Dataset items
━━━━━━
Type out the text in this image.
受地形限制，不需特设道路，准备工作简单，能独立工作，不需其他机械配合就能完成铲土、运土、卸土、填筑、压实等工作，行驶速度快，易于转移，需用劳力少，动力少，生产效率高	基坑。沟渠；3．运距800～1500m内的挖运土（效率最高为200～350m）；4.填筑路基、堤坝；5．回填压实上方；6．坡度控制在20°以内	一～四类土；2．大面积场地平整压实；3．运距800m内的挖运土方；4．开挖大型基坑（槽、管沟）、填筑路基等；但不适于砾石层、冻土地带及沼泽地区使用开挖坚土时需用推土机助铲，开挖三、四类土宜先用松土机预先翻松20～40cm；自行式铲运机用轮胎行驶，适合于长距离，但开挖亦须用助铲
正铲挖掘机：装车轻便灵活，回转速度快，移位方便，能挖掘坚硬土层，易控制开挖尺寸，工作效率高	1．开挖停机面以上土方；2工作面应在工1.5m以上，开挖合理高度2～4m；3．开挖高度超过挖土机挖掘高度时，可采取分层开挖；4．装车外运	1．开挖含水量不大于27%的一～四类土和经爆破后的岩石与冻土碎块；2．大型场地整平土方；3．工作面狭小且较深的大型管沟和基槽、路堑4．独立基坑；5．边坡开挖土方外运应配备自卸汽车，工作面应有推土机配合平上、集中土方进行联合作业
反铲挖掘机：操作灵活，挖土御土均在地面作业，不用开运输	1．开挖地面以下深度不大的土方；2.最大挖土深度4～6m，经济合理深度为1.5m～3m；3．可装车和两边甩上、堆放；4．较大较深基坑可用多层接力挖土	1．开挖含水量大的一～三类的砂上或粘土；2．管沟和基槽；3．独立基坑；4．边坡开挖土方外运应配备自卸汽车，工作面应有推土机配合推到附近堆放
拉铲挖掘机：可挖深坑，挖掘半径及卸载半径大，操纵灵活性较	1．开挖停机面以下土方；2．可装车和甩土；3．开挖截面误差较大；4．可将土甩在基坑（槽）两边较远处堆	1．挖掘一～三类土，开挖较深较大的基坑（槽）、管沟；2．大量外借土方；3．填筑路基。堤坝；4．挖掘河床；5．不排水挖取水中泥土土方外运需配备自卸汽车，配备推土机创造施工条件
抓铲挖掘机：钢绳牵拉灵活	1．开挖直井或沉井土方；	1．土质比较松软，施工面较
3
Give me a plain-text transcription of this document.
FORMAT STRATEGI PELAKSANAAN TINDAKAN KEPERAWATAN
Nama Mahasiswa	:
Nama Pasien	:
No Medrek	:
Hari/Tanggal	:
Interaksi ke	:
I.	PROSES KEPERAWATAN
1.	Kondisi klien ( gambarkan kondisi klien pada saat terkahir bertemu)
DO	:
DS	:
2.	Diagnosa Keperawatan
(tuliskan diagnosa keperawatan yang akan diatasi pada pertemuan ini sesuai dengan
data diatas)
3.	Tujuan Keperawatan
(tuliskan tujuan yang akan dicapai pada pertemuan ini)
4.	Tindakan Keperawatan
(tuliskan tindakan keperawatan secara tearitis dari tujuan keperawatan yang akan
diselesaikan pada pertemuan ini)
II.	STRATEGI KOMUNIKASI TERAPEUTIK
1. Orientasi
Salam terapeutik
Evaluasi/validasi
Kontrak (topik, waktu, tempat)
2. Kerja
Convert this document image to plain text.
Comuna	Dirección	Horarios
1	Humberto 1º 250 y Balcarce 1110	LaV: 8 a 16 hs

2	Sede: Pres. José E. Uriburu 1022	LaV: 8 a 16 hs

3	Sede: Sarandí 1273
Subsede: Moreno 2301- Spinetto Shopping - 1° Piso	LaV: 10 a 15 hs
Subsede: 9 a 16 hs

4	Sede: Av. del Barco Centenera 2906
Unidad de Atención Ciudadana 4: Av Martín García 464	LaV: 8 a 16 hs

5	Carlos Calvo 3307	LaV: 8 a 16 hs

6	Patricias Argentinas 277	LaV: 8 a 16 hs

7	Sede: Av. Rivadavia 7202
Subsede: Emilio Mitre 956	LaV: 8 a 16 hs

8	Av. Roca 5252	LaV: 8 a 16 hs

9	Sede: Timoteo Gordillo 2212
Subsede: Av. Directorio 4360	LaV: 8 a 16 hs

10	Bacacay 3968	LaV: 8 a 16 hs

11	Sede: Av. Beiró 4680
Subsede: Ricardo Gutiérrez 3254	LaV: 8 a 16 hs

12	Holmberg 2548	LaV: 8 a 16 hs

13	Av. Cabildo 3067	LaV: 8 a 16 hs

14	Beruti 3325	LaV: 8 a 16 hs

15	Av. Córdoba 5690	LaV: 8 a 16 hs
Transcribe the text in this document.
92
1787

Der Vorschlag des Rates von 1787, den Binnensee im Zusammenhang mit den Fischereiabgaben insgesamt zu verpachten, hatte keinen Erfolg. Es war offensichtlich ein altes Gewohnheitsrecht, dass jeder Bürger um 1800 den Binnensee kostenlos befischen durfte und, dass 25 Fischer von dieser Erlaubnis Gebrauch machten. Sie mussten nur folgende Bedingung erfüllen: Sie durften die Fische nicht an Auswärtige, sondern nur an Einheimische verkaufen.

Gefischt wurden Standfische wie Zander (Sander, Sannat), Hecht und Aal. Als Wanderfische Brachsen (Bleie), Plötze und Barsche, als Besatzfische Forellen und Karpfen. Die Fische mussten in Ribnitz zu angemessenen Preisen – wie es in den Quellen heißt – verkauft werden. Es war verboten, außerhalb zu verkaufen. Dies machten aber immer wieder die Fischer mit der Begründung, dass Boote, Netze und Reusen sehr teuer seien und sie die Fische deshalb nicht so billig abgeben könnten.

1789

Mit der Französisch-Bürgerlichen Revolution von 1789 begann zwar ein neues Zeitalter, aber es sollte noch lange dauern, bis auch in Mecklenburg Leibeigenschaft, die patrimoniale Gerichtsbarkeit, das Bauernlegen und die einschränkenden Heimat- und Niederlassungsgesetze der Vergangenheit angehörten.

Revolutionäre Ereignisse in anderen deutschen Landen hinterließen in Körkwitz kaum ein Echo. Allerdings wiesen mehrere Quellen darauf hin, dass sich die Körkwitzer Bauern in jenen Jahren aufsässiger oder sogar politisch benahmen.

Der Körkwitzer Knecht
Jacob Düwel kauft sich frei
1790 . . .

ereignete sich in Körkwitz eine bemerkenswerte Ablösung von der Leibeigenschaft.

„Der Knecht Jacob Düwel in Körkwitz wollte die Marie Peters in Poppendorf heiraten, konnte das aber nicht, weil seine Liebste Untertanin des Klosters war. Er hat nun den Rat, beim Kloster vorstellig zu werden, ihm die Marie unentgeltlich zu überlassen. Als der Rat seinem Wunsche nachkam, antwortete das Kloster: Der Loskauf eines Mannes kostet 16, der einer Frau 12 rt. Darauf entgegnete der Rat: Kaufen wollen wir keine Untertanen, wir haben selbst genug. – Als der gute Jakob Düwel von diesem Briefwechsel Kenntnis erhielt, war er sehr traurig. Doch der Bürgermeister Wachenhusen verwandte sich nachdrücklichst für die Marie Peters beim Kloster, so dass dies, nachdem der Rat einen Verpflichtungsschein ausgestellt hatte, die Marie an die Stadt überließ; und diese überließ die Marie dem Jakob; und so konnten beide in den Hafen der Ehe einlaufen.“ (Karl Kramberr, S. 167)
━━━━━━
WRITTEN INSTRUCTION:
Write out every entry again exactly, please, with nothing missing.

RESPONSE:
Type out the text in this image.
受地形限制，不需特设道路，准备工作简单，能独立工作，不需其他机械配合就能完成铲土、运土、卸土、填筑、压实等工作，行驶速度快，易于转移，需用劳力少，动力少，生产效率高	基坑。沟渠；3．运距800～1500m内的挖运土（效率最高为200～350m）；4.填筑路基、堤坝；5．回填压实上方；6．坡度控制在20°以内	一～四类土；2．大面积场地平整压实；3．运距800m内的挖运土方；4．开挖大型基坑（槽、管沟）、填筑路基等；但不适于砾石层、冻土地带及沼泽地区使用开挖坚土时需用推土机助铲，开挖三、四类土宜先用松土机预先翻松20～40cm；自行式铲运机用轮胎行驶，适合于长距离，但开挖亦须用助铲
正铲挖掘机：装车轻便灵活，回转速度快，移位方便，能挖掘坚硬土层，易控制开挖尺寸，工作效率高	1．开挖停机面以上土方；2工作面应在工1.5m以上，开挖合理高度2～4m；3．开挖高度超过挖土机挖掘高度时，可采取分层开挖；4．装车外运	1．开挖含水量不大于27%的一～四类土和经爆破后的岩石与冻土碎块；2．大型场地整平土方；3．工作面狭小且较深的大型管沟和基槽、路堑4．独立基坑；5．边坡开挖土方外运应配备自卸汽车，工作面应有推土机配合平上、集中土方进行联合作业
反铲挖掘机：操作灵活，挖土御土均在地面作业，不用开运输	1．开挖地面以下深度不大的土方；2.最大挖土深度4～6m，经济合理深度为1.5m～3m；3．可装车和两边甩上、堆放；4．较大较深基坑可用多层接力挖土	1．开挖含水量大的一～三类的砂上或粘土；2．管沟和基槽；3．独立基坑；4．边坡开挖土方外运应配备自卸汽车，工作面应有推土机配合推到附近堆放
拉铲挖掘机：可挖深坑，挖掘半径及卸载半径大，操纵灵活性较	1．开挖停机面以下土方；2．可装车和甩土；3．开挖截面误差较大；4．可将土甩在基坑（槽）两边较远处堆	1．挖掘一～三类土，开挖较深较大的基坑（槽）、管沟；2．大量外借土方；3．填筑路基。堤坝；4．挖掘河床；5．不排水挖取水中泥土土方外运需配备自卸汽车，配备推土机创造施工条件
抓铲挖掘机：钢绳牵拉灵活	1．开挖直井或沉井土方；	1．土质比较松软，施工面较
3
Give me a plain-text transcription of this document.
FORMAT STRATEGI PELAKSANAAN TINDAKAN KEPERAWATAN
Nama Mahasiswa	:
Nama Pasien	:
No Medrek	:
Hari/Tanggal	:
Interaksi ke	:
I.	PROSES KEPERAWATAN
1.	Kondisi klien ( gambarkan kondisi klien pada saat terkahir bertemu)
DO	:
DS	:
2.	Diagnosa Keperawatan
(tuliskan diagnosa keperawatan yang akan diatasi pada pertemuan ini sesuai dengan
data diatas)
3.	Tujuan Keperawatan
(tuliskan tujuan yang akan dicapai pada pertemuan ini)
4.	Tindakan Keperawatan
(tuliskan tindakan keperawatan secara tearitis dari tujuan keperawatan yang akan
diselesaikan pada pertemuan ini)
II.	STRATEGI KOMUNIKASI TERAPEUTIK
1. Orientasi
Salam terapeutik
Evaluasi/validasi
Kontrak (topik, waktu, tempat)
2. Kerja
Convert this document image to plain text.
Comuna	Dirección	Horarios
1	Humberto 1º 250 y Balcarce 1110	LaV: 8 a 16 hs

2	Sede: Pres. José E. Uriburu 1022	LaV: 8 a 16 hs

3	Sede: Sarandí 1273
Subsede: Moreno 2301- Spinetto Shopping - 1° Piso	LaV: 10 a 15 hs
Subsede: 9 a 16 hs

4	Sede: Av. del Barco Centenera 2906
Unidad de Atención Ciudadana 4: Av Martín García 464	LaV: 8 a 16 hs

5	Carlos Calvo 3307	LaV: 8 a 16 hs

6	Patricias Argentinas 277	LaV: 8 a 16 hs

7	Sede: Av. Rivadavia 7202
Subsede: Emilio Mitre 956	LaV: 8 a 16 hs

8	Av. Roca 5252	LaV: 8 a 16 hs

9	Sede: Timoteo Gordillo 2212
Subsede: Av. Directorio 4360	LaV: 8 a 16 hs

10	Bacacay 3968	LaV: 8 a 16 hs

11	Sede: Av. Beiró 4680
Subsede: Ricardo Gutiérrez 3254	LaV: 8 a 16 hs

12	Holmberg 2548	LaV: 8 a 16 hs

13	Av. Cabildo 3067	LaV: 8 a 16 hs

14	Beruti 3325	LaV: 8 a 16 hs

15	Av. Córdoba 5690	LaV: 8 a 16 hs
Transcribe the text in this document.
92
1787

Der Vorschlag des Rates von 1787, den Binnensee im Zusammenhang mit den Fischereiabgaben insgesamt zu verpachten, hatte keinen Erfolg. Es war offensichtlich ein altes Gewohnheitsrecht, dass jeder Bürger um 1800 den Binnensee kostenlos befischen durfte und, dass 25 Fischer von dieser Erlaubnis Gebrauch machten. Sie mussten nur folgende Bedingung erfüllen: Sie durften die Fische nicht an Auswärtige, sondern nur an Einheimische verkaufen.

Gefischt wurden Standfische wie Zander (Sander, Sannat), Hecht und Aal. Als Wanderfische Brachsen (Bleie), Plötze und Barsche, als Besatzfische Forellen und Karpfen. Die Fische mussten in Ribnitz zu angemessenen Preisen – wie es in den Quellen heißt – verkauft werden. Es war verboten, außerhalb zu verkaufen. Dies machten aber immer wieder die Fischer mit der Begründung, dass Boote, Netze und Reusen sehr teuer seien und sie die Fische deshalb nicht so billig abgeben könnten.

1789

Mit der Französisch-Bürgerlichen Revolution von 1789 begann zwar ein neues Zeitalter, aber es sollte noch lange dauern, bis auch in Mecklenburg Leibeigenschaft, die patrimoniale Gerichtsbarkeit, das Bauernlegen und die einschränkenden Heimat- und Niederlassungsgesetze der Vergangenheit angehörten.

Revolutionäre Ereignisse in anderen deutschen Landen hinterließen in Körkwitz kaum ein Echo. Allerdings wiesen mehrere Quellen darauf hin, dass sich die Körkwitzer Bauern in jenen Jahren aufsässiger oder sogar politisch benahmen.

Der Körkwitzer Knecht
Jacob Düwel kauft sich frei
1790 . . .

ereignete sich in Körkwitz eine bemerkenswerte Ablösung von der Leibeigenschaft.

„Der Knecht Jacob Düwel in Körkwitz wollte die Marie Peters in Poppendorf heiraten, konnte das aber nicht, weil seine Liebste Untertanin des Klosters war. Er hat nun den Rat, beim Kloster vorstellig zu werden, ihm die Marie unentgeltlich zu überlassen. Als der Rat seinem Wunsche nachkam, antwortete das Kloster: Der Loskauf eines Mannes kostet 16, der einer Frau 12 rt. Darauf entgegnete der Rat: Kaufen wollen wir keine Untertanen, wir haben selbst genug. – Als der gute Jakob Düwel von diesem Briefwechsel Kenntnis erhielt, war er sehr traurig. Doch der Bürgermeister Wachenhusen verwandte sich nachdrücklichst für die Marie Peters beim Kloster, so dass dies, nachdem der Rat einen Verpflichtungsschein ausgestellt hatte, die Marie an die Stadt überließ; und diese überließ die Marie dem Jakob; und so konnten beide in den Hafen der Ehe einlaufen.“ (Karl Kramberr, S. 167)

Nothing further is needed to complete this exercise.